- _Requirement_: From the entries below, copy every line that holds the word "mask".

--- Start Given data ---

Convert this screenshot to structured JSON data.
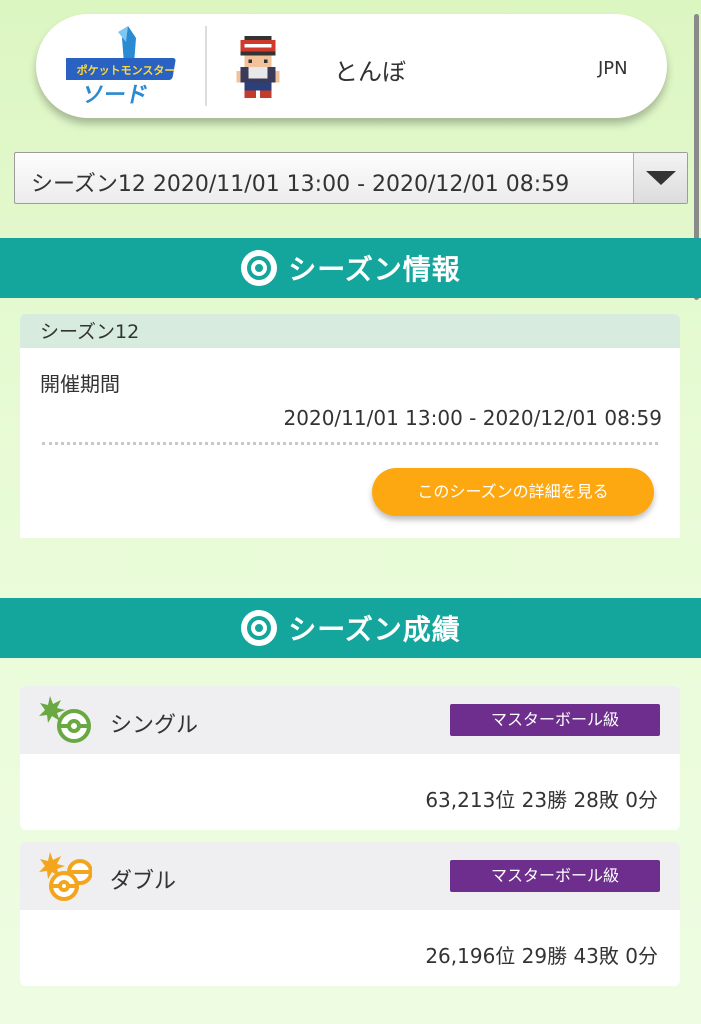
{
  "profile": {
    "logo_text": "ポケットモンスター ソード",
    "trainer_name": "とんぼ",
    "region": "JPN"
  },
  "season_select": {
    "selected": "シーズン12 2020/11/01 13:00 - 2020/12/01 08:59"
  },
  "season_info": {
    "header": "シーズン情報",
    "season_label": "シーズン12",
    "period_label": "開催期間",
    "period_value": "2020/11/01 13:00 - 2020/12/01 08:59",
    "detail_button": "このシーズンの詳細を見る"
  },
  "season_results": {
    "header": "シーズン成績",
    "modes": [
      {
        "label": "シングル",
        "rank_class": "マスターボール級",
        "record": "63,213位 23勝 28敗 0分"
      },
      {
        "label": "ダブル",
        "rank_class": "マスターボール級",
        "record": "26,196位 29勝 43敗 0分"
      }
    ]
  },
  "colors": {
    "header_teal": "#14a69c",
    "button_orange": "#fda811",
    "badge_purple": "#6d2e8e",
    "single_icon_green": "#6aa842",
    "double_icon_orange": "#f3a51d"
  },
  "icons": {
    "section_icon": "poke-ball-icon",
    "single_icon": "single-battle-icon",
    "double_icon": "double-battle-icon",
    "dropdown_icon": "triangle-down-icon"
  }
}
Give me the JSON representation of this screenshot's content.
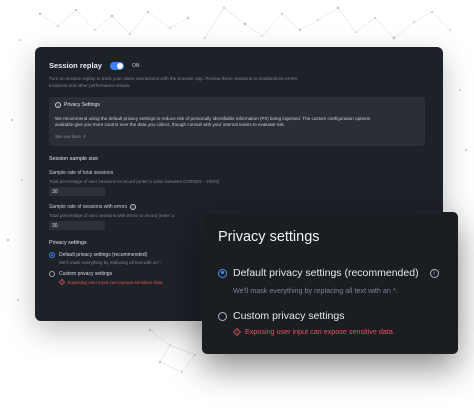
{
  "session_replay": {
    "title": "Session replay",
    "toggle_label": "ON",
    "description": "Turn on session replay to track your users interactions with the browser app. Review these sessions to troubleshoot errors, incidents and other performance issues.",
    "privacy_notice": {
      "title": "Privacy Settings",
      "body": "We recommend using the default privacy settings to reduce risk of personally identifiable information (PII) being ingested. The custom configuration options available give you more control over the data you collect, though consult with your internal teams to evaluate risk.",
      "link": "See our docs ↗"
    },
    "sample_size": {
      "heading": "Session sample size",
      "total": {
        "label": "Sample rate of total sessions",
        "hint": "Total percentage of user sessions to record (enter a value between 0.000001 - 100%)",
        "value": "30"
      },
      "errors": {
        "label": "Sample rate of sessions with errors",
        "hint": "Total percentage of user sessions with errors to record (enter a",
        "value": "30"
      }
    },
    "privacy": {
      "heading": "Privacy settings",
      "default_label": "Default privacy settings (recommended)",
      "default_sub": "We'll mask everything by replacing all text with an *.",
      "custom_label": "Custom privacy settings",
      "custom_warning": "Exposing user input can expose sensitive data"
    }
  },
  "privacy_card": {
    "title": "Privacy settings",
    "default_label": "Default privacy settings (recommended)",
    "default_sub": "We'll mask everything by replacing all text with an *.",
    "custom_label": "Custom privacy settings",
    "custom_warning": "Exposing user input can expose sensitive data"
  },
  "colors": {
    "accent": "#3b82f6",
    "warning": "#e8555a",
    "panel_bg": "#1d2128",
    "card_bg": "#1a1d22"
  },
  "icons": [
    "toggle-switch",
    "info-icon",
    "external-link-icon",
    "radio-icon",
    "warning-diamond-icon"
  ]
}
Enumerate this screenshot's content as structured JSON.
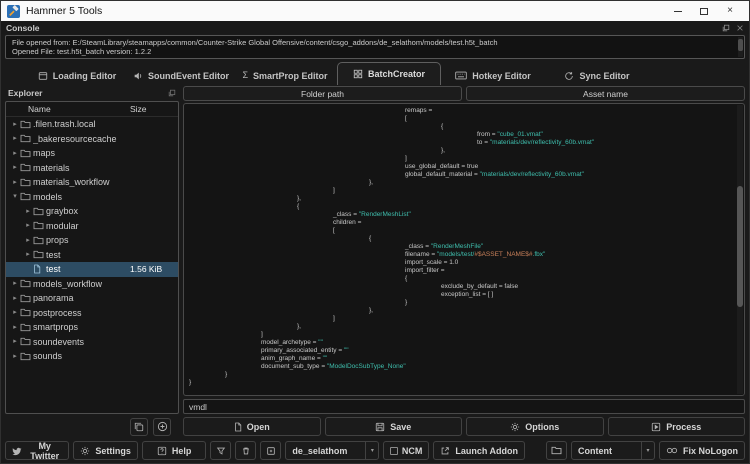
{
  "colors": {
    "string_accent": "#3fbfae",
    "macro_accent": "#c9805a",
    "selection": "#2d4c63",
    "titlebar_bg": "#fafafa",
    "window_bg": "#1a1a1a"
  },
  "icons": {
    "hammer-logo-icon": "app logo",
    "minimize-icon": "–",
    "maximize-icon": "□",
    "close-icon": "×",
    "float-panel-icon": "⧉",
    "loading-editor-icon": "▤",
    "soundevent-icon": "speaker",
    "smartprop-icon": "Σ",
    "batchcreator-icon": "⊞",
    "hotkey-icon": "keyboard",
    "sync-icon": "⟳",
    "chevron-right-icon": "▸",
    "chevron-down-icon": "▾",
    "folder-icon": "folder",
    "file-icon": "file",
    "copy-icon": "⧉",
    "add-circle-icon": "⊕",
    "open-file-icon": "file",
    "save-icon": "floppy",
    "gear-icon": "⚙",
    "process-icon": "box-play",
    "twitter-bird-icon": "bird",
    "help-icon": "?",
    "filter-icon": "funnel",
    "trash-icon": "trash",
    "box-plus-icon": "box+",
    "launch-icon": "↗",
    "rings-icon": "⚭"
  },
  "window": {
    "title": "Hammer 5 Tools"
  },
  "console": {
    "title": "Console",
    "lines": [
      "File opened from: E:/SteamLibrary/steamapps/common/Counter-Strike Global Offensive/content/csgo_addons/de_selathom/models/test.h5t_batch",
      "Opened File: test.h5t_batch version: 1.2.2"
    ]
  },
  "tabs": [
    {
      "label": "Loading Editor",
      "icon": "loading-editor-icon",
      "active": false
    },
    {
      "label": "SoundEvent Editor",
      "icon": "soundevent-icon",
      "active": false
    },
    {
      "label": "SmartProp Editor",
      "icon": "smartprop-icon",
      "active": false
    },
    {
      "label": "BatchCreator",
      "icon": "batchcreator-icon",
      "active": true
    },
    {
      "label": "Hotkey Editor",
      "icon": "hotkey-icon",
      "active": false
    },
    {
      "label": "Sync Editor",
      "icon": "sync-icon",
      "active": false
    }
  ],
  "explorer": {
    "title": "Explorer",
    "columns": [
      "Name",
      "Size"
    ],
    "items": [
      {
        "name": ".filen.trash.local",
        "kind": "folder",
        "depth": 0,
        "arrow": "right",
        "size": "",
        "selected": false
      },
      {
        "name": "_bakeresourcecache",
        "kind": "folder",
        "depth": 0,
        "arrow": "right",
        "size": "",
        "selected": false
      },
      {
        "name": "maps",
        "kind": "folder",
        "depth": 0,
        "arrow": "right",
        "size": "",
        "selected": false
      },
      {
        "name": "materials",
        "kind": "folder",
        "depth": 0,
        "arrow": "right",
        "size": "",
        "selected": false
      },
      {
        "name": "materials_workflow",
        "kind": "folder",
        "depth": 0,
        "arrow": "right",
        "size": "",
        "selected": false
      },
      {
        "name": "models",
        "kind": "folder",
        "depth": 0,
        "arrow": "down",
        "size": "",
        "selected": false
      },
      {
        "name": "graybox",
        "kind": "folder",
        "depth": 1,
        "arrow": "right",
        "size": "",
        "selected": false
      },
      {
        "name": "modular",
        "kind": "folder",
        "depth": 1,
        "arrow": "right",
        "size": "",
        "selected": false
      },
      {
        "name": "props",
        "kind": "folder",
        "depth": 1,
        "arrow": "right",
        "size": "",
        "selected": false
      },
      {
        "name": "test",
        "kind": "folder",
        "depth": 1,
        "arrow": "right",
        "size": "",
        "selected": false
      },
      {
        "name": "test",
        "kind": "file",
        "depth": 1,
        "arrow": "none",
        "size": "1.56 KiB",
        "selected": true
      },
      {
        "name": "models_workflow",
        "kind": "folder",
        "depth": 0,
        "arrow": "right",
        "size": "",
        "selected": false
      },
      {
        "name": "panorama",
        "kind": "folder",
        "depth": 0,
        "arrow": "right",
        "size": "",
        "selected": false
      },
      {
        "name": "postprocess",
        "kind": "folder",
        "depth": 0,
        "arrow": "right",
        "size": "",
        "selected": false
      },
      {
        "name": "smartprops",
        "kind": "folder",
        "depth": 0,
        "arrow": "right",
        "size": "",
        "selected": false
      },
      {
        "name": "soundevents",
        "kind": "folder",
        "depth": 0,
        "arrow": "right",
        "size": "",
        "selected": false
      },
      {
        "name": "sounds",
        "kind": "folder",
        "depth": 0,
        "arrow": "right",
        "size": "",
        "selected": false
      }
    ]
  },
  "batch": {
    "folder_path_label": "Folder path",
    "asset_name_label": "Asset name",
    "extension_value": "vmdl",
    "code_lines": [
      {
        "i": 6,
        "seg": [
          {
            "t": "remaps =",
            "c": "p"
          }
        ]
      },
      {
        "i": 6,
        "seg": [
          {
            "t": "[",
            "c": "p"
          }
        ]
      },
      {
        "i": 7,
        "seg": [
          {
            "t": "{",
            "c": "p"
          }
        ]
      },
      {
        "i": 8,
        "seg": [
          {
            "t": "from = ",
            "c": "p"
          },
          {
            "t": "\"cube_01.vmat\"",
            "c": "s"
          }
        ]
      },
      {
        "i": 8,
        "seg": [
          {
            "t": "to = ",
            "c": "p"
          },
          {
            "t": "\"materials/dev/reflectivity_60b.vmat\"",
            "c": "s"
          }
        ]
      },
      {
        "i": 7,
        "seg": [
          {
            "t": "},",
            "c": "p"
          }
        ]
      },
      {
        "i": 6,
        "seg": [
          {
            "t": "]",
            "c": "p"
          }
        ]
      },
      {
        "i": 6,
        "seg": [
          {
            "t": "use_global_default = true",
            "c": "p"
          }
        ]
      },
      {
        "i": 6,
        "seg": [
          {
            "t": "global_default_material = ",
            "c": "p"
          },
          {
            "t": "\"materials/dev/reflectivity_60b.vmat\"",
            "c": "s"
          }
        ]
      },
      {
        "i": 5,
        "seg": [
          {
            "t": "},",
            "c": "p"
          }
        ]
      },
      {
        "i": 4,
        "seg": [
          {
            "t": "]",
            "c": "p"
          }
        ]
      },
      {
        "i": 3,
        "seg": [
          {
            "t": "},",
            "c": "p"
          }
        ]
      },
      {
        "i": 3,
        "seg": [
          {
            "t": "{",
            "c": "p"
          }
        ]
      },
      {
        "i": 4,
        "seg": [
          {
            "t": "_class = ",
            "c": "p"
          },
          {
            "t": "\"RenderMeshList\"",
            "c": "s"
          }
        ]
      },
      {
        "i": 4,
        "seg": [
          {
            "t": "children =",
            "c": "p"
          }
        ]
      },
      {
        "i": 4,
        "seg": [
          {
            "t": "[",
            "c": "p"
          }
        ]
      },
      {
        "i": 5,
        "seg": [
          {
            "t": "{",
            "c": "p"
          }
        ]
      },
      {
        "i": 6,
        "seg": [
          {
            "t": "_class = ",
            "c": "p"
          },
          {
            "t": "\"RenderMeshFile\"",
            "c": "s"
          }
        ]
      },
      {
        "i": 6,
        "seg": [
          {
            "t": "filename = ",
            "c": "p"
          },
          {
            "t": "\"models/test/",
            "c": "s"
          },
          {
            "t": "#$ASSET_NAME$#",
            "c": "m"
          },
          {
            "t": ".fbx\"",
            "c": "s"
          }
        ]
      },
      {
        "i": 6,
        "seg": [
          {
            "t": "import_scale = 1.0",
            "c": "p"
          }
        ]
      },
      {
        "i": 6,
        "seg": [
          {
            "t": "import_filter =",
            "c": "p"
          }
        ]
      },
      {
        "i": 6,
        "seg": [
          {
            "t": "{",
            "c": "p"
          }
        ]
      },
      {
        "i": 7,
        "seg": [
          {
            "t": "exclude_by_default = false",
            "c": "p"
          }
        ]
      },
      {
        "i": 7,
        "seg": [
          {
            "t": "exception_list = [ ]",
            "c": "p"
          }
        ]
      },
      {
        "i": 6,
        "seg": [
          {
            "t": "}",
            "c": "p"
          }
        ]
      },
      {
        "i": 5,
        "seg": [
          {
            "t": "},",
            "c": "p"
          }
        ]
      },
      {
        "i": 4,
        "seg": [
          {
            "t": "]",
            "c": "p"
          }
        ]
      },
      {
        "i": 3,
        "seg": [
          {
            "t": "},",
            "c": "p"
          }
        ]
      },
      {
        "i": 2,
        "seg": [
          {
            "t": "]",
            "c": "p"
          }
        ]
      },
      {
        "i": 2,
        "seg": [
          {
            "t": "model_archetype = ",
            "c": "p"
          },
          {
            "t": "\"\"",
            "c": "s"
          }
        ]
      },
      {
        "i": 2,
        "seg": [
          {
            "t": "primary_associated_entity = ",
            "c": "p"
          },
          {
            "t": "\"\"",
            "c": "s"
          }
        ]
      },
      {
        "i": 2,
        "seg": [
          {
            "t": "anim_graph_name = ",
            "c": "p"
          },
          {
            "t": "\"\"",
            "c": "s"
          }
        ]
      },
      {
        "i": 2,
        "seg": [
          {
            "t": "document_sub_type = ",
            "c": "p"
          },
          {
            "t": "\"ModelDocSubType_None\"",
            "c": "s"
          }
        ]
      },
      {
        "i": 1,
        "seg": [
          {
            "t": "}",
            "c": "p"
          }
        ]
      },
      {
        "i": 0,
        "seg": [
          {
            "t": "}",
            "c": "p"
          }
        ]
      }
    ]
  },
  "actions": [
    {
      "label": "Open",
      "icon": "open-file-icon"
    },
    {
      "label": "Save",
      "icon": "save-icon"
    },
    {
      "label": "Options",
      "icon": "gear-icon"
    },
    {
      "label": "Process",
      "icon": "process-icon"
    }
  ],
  "footer": {
    "my_twitter": "My Twitter",
    "settings": "Settings",
    "help": "Help",
    "addon_dropdown": "de_selathom",
    "ncm": "NCM",
    "launch_addon": "Launch Addon",
    "content_dropdown": "Content",
    "fix_nologon": "Fix NoLogon"
  }
}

--- End Given data ---

- _Reply to the exercise_:
      "default_sub": "We'll mask everything by replacing all text with an *.",
    "default_sub": "We'll mask everything by replacing all text with an *.",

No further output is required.